EXERCISE AIM:
In the entries below, find the lines with the word "upper" and copy them.

RECORDS SUPPLIED:
####################
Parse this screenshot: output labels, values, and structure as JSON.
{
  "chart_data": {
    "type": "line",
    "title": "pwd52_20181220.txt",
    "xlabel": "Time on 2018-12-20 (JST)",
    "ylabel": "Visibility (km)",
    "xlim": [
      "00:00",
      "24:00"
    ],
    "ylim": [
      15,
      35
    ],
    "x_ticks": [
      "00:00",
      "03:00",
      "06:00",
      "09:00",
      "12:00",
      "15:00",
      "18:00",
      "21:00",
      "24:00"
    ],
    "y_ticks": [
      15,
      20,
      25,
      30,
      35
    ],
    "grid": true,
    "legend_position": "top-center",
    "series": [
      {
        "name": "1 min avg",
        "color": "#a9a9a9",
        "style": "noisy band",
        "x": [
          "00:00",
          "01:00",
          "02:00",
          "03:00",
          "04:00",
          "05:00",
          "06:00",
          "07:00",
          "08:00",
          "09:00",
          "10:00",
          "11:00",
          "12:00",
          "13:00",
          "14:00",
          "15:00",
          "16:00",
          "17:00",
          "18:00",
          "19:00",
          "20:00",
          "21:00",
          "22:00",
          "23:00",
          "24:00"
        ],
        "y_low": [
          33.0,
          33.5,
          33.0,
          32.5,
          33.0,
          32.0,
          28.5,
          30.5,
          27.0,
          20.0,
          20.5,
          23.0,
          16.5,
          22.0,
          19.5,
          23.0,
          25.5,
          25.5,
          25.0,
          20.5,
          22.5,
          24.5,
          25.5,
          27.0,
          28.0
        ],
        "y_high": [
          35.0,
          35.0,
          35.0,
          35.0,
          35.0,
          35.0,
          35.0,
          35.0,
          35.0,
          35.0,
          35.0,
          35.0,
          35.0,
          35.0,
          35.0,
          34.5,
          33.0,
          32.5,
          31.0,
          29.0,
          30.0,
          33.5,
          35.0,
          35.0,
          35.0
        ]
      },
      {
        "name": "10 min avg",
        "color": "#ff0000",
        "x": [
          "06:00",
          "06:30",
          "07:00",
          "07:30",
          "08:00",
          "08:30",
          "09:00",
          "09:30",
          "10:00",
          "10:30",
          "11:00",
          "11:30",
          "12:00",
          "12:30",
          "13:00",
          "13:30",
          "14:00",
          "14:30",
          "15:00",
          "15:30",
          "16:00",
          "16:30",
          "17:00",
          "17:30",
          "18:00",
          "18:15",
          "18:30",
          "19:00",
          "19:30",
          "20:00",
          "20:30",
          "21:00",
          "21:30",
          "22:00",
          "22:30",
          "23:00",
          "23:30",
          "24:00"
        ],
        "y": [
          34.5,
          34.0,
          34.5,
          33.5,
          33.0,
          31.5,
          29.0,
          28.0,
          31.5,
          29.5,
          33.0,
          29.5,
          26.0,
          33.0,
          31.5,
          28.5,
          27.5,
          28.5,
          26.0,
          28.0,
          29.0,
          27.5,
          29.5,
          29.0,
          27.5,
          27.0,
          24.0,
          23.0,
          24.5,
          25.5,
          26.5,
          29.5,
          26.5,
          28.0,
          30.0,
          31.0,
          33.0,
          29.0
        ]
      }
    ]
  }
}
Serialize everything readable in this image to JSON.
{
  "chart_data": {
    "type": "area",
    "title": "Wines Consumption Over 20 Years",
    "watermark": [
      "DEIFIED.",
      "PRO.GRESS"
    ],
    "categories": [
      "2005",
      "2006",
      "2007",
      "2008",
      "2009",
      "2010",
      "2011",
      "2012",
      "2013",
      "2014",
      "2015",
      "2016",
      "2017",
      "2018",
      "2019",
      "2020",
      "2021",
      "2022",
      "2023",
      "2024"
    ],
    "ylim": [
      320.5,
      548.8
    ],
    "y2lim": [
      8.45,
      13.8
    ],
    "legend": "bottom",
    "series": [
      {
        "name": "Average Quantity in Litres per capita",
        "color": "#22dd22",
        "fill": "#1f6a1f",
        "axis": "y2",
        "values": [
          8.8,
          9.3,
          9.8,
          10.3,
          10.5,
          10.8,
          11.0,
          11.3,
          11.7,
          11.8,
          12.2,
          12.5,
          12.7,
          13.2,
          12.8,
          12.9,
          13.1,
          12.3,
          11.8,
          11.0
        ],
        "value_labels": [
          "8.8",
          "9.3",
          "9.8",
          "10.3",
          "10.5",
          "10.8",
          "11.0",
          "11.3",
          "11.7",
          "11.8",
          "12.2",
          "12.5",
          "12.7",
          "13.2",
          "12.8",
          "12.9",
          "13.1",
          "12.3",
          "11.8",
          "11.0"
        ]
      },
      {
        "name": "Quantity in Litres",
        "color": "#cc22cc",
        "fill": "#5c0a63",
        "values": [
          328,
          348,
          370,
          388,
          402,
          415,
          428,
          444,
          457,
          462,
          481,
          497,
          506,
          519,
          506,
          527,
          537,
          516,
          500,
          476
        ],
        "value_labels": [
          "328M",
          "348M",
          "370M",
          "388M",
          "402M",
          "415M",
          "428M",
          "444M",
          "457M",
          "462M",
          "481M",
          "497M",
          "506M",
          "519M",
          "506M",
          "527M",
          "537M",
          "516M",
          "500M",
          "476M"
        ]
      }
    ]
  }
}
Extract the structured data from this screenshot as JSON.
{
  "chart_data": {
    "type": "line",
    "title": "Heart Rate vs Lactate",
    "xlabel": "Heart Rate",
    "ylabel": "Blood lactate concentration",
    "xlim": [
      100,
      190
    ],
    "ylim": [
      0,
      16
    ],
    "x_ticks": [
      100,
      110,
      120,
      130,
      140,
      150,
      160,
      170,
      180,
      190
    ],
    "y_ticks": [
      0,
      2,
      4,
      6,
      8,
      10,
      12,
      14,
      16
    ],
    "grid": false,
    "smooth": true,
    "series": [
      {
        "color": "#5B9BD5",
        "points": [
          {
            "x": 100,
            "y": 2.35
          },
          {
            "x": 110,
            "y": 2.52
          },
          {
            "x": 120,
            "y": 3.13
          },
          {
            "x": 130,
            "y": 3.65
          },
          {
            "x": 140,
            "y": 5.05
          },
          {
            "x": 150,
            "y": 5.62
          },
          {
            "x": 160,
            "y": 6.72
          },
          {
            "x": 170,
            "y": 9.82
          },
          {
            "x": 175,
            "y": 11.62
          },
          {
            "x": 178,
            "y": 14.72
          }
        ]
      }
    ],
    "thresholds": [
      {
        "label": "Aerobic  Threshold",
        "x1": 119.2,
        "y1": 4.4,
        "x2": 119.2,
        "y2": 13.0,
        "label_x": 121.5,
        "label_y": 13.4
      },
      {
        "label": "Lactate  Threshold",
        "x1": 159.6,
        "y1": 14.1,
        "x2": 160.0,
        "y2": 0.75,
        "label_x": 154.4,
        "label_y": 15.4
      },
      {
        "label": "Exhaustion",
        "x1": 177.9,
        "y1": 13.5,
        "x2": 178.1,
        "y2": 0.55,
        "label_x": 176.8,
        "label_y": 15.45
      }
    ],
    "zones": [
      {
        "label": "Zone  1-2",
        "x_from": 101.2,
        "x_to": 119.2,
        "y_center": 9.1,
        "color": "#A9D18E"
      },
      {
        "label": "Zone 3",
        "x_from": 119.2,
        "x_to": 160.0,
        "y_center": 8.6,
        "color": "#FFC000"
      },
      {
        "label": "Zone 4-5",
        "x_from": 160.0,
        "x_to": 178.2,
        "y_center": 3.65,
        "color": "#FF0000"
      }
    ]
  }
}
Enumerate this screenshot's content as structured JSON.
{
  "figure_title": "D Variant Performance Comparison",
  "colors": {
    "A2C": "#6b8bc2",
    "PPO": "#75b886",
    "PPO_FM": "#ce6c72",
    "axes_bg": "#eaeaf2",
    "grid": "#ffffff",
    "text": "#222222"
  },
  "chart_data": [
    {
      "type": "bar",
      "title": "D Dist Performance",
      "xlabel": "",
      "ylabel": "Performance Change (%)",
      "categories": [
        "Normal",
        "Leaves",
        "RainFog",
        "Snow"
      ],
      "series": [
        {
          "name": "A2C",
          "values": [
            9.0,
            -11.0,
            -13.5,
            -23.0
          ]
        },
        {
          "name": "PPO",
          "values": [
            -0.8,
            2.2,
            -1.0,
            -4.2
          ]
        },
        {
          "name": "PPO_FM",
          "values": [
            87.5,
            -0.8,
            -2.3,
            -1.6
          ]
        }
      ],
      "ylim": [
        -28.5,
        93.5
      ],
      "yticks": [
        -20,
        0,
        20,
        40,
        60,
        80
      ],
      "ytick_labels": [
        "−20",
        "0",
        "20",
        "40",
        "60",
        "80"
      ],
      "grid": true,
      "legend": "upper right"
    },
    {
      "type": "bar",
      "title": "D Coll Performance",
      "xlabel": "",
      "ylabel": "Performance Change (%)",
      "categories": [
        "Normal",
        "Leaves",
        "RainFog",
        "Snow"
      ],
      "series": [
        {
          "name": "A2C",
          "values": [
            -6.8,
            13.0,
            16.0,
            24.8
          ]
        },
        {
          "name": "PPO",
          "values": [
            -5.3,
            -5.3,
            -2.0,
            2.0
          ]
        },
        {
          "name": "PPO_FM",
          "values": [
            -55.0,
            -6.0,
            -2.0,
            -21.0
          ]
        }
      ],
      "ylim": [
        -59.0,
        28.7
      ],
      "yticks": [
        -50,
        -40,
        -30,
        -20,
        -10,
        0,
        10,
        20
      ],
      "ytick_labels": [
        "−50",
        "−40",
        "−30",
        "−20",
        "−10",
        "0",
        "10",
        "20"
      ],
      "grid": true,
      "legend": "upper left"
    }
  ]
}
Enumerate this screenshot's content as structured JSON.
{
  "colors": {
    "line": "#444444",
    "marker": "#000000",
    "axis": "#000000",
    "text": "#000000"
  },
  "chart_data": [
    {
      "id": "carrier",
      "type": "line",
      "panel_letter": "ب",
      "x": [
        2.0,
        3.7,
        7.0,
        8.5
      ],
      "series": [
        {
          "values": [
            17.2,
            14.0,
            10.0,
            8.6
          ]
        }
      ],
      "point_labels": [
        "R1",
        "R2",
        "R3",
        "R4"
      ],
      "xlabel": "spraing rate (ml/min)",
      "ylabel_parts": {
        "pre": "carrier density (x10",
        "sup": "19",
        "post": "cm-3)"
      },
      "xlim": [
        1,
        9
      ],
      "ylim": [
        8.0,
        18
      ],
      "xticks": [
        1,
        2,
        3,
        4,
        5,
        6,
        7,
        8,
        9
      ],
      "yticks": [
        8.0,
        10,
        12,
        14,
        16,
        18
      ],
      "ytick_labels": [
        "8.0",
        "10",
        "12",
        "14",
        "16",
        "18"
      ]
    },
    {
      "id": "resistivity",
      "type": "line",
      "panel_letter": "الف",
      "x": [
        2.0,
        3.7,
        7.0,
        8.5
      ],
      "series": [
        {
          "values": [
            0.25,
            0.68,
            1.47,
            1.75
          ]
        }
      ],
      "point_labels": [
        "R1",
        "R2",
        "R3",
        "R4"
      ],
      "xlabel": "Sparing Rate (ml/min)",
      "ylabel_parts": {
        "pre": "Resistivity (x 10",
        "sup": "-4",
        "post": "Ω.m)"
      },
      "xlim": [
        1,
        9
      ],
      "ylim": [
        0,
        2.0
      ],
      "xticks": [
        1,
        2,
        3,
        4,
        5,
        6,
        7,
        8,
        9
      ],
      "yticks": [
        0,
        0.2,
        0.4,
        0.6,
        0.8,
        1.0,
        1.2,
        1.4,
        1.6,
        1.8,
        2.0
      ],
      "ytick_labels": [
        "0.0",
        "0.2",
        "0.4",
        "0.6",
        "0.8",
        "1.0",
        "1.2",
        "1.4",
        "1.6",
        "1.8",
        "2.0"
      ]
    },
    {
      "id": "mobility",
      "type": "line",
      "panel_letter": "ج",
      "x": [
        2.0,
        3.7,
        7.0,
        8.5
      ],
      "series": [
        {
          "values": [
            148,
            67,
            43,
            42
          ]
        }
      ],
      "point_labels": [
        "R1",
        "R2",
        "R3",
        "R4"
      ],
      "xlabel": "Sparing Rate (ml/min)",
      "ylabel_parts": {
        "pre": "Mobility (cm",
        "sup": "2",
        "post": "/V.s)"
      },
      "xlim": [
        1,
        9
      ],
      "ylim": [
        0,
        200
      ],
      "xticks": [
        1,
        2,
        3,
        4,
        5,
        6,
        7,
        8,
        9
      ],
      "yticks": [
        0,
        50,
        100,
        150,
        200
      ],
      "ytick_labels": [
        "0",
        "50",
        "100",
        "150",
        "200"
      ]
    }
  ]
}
####################
SOLUTION FOR THIS TASK:
      "legend": "upper right"
      "legend": "upper left"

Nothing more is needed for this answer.